Esse e-mail é meu. Inventei num momento de raiva. Não porque não goste mesmo de tecnologia, mas porque não suporto que ela me decepcione, seja pela incompetência, seja pela má-fé dos que dela vivem.
Lembro com alegria dos momentos em que uma invenção tecnológica me deixou encantada e verdadeiramente feliz. Nunca vou esquecer a excitação que foi ver pela primeira vez, num congresso em San Francisco, uma demonstração do que viria a ser o Google Earth, dando ao nosso olhar uma capacidade de astronave e de passarinho, voando e pousando em tudo quanto é lugar da Terra.
Para dar alguns exemplos, fiquei feliz também com coisas mais prosaicas, como os aplicativos para chamar táxi ou o Waze, com seu mapa atualizado das condições de trânsito e suas dicas de caminho, às vezes surpreendentes até para quem conhece a cidade na palma da mão. O salto na qualidade da experiência, a criatividade e competência técnica aplicadas a serviço do público e da sociedade, isso é o que me encanta na tecnologia.

▶ Registros fornecidos
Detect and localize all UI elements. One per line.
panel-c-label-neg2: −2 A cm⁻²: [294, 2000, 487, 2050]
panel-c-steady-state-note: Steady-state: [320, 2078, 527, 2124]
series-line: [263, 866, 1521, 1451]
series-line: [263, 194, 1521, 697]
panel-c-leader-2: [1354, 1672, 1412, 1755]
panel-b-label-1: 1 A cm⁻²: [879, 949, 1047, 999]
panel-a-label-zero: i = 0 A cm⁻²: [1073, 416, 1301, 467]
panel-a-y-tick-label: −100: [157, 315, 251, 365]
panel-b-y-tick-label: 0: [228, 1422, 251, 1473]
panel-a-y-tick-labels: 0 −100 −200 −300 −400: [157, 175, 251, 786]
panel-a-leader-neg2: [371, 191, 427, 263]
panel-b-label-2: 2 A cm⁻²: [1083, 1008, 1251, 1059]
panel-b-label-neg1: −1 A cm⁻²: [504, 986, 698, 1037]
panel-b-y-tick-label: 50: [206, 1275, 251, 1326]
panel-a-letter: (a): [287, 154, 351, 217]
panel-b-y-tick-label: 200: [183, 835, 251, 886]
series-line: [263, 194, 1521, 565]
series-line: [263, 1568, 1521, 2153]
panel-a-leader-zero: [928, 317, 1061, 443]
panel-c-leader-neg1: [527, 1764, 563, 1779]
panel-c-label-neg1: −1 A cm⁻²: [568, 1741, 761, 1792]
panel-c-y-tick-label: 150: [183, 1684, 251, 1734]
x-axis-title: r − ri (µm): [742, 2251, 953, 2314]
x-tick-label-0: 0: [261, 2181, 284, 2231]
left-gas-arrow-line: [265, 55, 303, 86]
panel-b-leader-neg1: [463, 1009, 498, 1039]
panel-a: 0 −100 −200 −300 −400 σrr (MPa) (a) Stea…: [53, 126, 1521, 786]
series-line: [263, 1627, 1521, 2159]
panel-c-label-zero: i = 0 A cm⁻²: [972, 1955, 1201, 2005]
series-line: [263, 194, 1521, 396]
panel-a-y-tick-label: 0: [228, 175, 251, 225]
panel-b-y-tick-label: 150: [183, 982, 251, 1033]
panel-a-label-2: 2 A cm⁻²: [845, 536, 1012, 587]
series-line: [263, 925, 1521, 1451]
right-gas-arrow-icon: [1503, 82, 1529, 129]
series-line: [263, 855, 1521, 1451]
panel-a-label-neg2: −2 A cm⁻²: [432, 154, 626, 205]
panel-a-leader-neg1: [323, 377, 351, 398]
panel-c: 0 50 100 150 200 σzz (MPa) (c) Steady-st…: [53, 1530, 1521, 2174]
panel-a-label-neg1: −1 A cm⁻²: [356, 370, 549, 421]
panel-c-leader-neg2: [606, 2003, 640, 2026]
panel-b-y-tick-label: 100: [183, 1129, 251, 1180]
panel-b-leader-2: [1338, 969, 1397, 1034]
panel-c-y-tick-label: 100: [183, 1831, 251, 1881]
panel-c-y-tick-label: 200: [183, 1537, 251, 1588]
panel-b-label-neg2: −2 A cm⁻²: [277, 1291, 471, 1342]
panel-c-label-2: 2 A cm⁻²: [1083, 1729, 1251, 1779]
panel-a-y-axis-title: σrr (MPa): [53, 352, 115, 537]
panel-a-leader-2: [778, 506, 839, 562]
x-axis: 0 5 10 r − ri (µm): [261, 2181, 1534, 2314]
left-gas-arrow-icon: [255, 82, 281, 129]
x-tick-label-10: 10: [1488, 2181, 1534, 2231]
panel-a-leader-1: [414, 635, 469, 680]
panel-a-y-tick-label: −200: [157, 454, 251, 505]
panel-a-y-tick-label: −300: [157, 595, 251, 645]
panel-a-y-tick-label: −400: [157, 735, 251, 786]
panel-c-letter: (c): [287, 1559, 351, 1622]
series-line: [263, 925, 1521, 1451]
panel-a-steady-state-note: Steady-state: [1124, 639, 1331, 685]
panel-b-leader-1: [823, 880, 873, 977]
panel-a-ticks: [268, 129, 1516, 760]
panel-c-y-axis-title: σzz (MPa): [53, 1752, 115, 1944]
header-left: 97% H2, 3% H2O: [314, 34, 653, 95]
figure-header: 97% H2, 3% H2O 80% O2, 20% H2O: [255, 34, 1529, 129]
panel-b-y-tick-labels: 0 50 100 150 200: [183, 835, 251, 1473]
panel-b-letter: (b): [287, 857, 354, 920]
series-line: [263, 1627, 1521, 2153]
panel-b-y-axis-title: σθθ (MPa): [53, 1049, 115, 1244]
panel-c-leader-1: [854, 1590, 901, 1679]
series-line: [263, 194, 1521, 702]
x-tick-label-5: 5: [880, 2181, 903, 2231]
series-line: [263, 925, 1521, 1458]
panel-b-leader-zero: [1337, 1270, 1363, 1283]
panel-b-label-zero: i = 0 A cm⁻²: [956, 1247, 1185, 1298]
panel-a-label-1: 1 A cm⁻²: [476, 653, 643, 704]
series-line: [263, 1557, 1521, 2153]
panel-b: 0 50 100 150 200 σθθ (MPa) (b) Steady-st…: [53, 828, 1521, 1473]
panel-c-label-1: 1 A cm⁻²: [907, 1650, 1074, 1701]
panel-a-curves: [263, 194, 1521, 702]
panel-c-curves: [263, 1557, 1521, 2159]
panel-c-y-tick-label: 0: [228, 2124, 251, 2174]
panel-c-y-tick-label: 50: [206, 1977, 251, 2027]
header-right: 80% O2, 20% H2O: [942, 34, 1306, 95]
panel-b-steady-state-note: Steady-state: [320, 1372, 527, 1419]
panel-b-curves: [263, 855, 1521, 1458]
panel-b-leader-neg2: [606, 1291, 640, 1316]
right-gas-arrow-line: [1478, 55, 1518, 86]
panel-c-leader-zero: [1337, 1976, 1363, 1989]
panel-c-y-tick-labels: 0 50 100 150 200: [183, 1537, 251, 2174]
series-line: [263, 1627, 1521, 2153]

▶ Instruções
1. Liste todas as invenções ou aplicativos que o trecho sobre tecnologia menciona como fontes de encanto ou satisfação para quem narra.
2. Dê a continuação do trecho sobre tecnologia a partir da última frase apresentada.

▶ Respostas dos exercícios
1. Google Earth; aplicativos para chamar táxi; Waze

2.
Mas parece que Deus não existe sem o diabo. E é assim que sofro todo santo dia assédio de empresas e pessoas que invadem a minha caixa postal para deixar seus apelos comerciais ou truques sujos, consumindo às minhas custas minha conexão de internet, a memória do meu computador e, mais grave, o meu precioso tempo para apagar tudo isso e depois apagar de novo da lixeira que se encheu.
“Erro de sistema”
Vou citar nominalmente alguns dos remetentes de mensagens que me chegaram de ontem para hoje sem que eu tenha solicitado.
Aqui vai: EastSide23 Comunicação Corporativa, Submarino, Americanas, B2W Digital, Polishop, Bebida do Sul, Virtual Lingerie, Brastemp, Centauro, Mobly, Sociesc, PDG Imóveis, Casas Bahia, Mil Graos Produtos Naturais, Farmácia Tupa, Netshoes, Passarela, Amaro Fashion, Dafiti, Fran Press, Zeno Group, Check Point, Dezoito, Locaweb, Grupo Máquina, Sorttie Soluções Criativas, Pitchcom, ShopLuxo, Instituto Filantropia, Setecnet, Nike do Brasil, Barred’s, Beleza na Web, Adidas, AOC, Setin, Portal da Educação, OLX, Esser, Carsystem, África 4×4, Fassess Assessoria, Conversion, Overdive, Caraguá em Foco.
Salvo poucas exceções, a maioria dessas empresas, não conheço, nunca fiz negócio com elas nem nunca ouvi falar. Mas elas se dão ao direito de me incomodar.
Uma diferença abissal entre o povo do marketing nos Estados Unidos e o povo do marketing aqui é que no Brasil o pessoal invade sua privacidade sem nenhuma cerimônia, com o aval de provedores de internet, que furam seu próprio anti-spam para cuspir lixo na nossa vida, às nossas custas.
Alguns remetentes oferecem “opções”, mas nem sempre os sites funcionam e nem sempre o descadastramento pode ser feito num único clique. Pior: não é raro que as empresas desrespeitem soberbamente o seu descadastramento.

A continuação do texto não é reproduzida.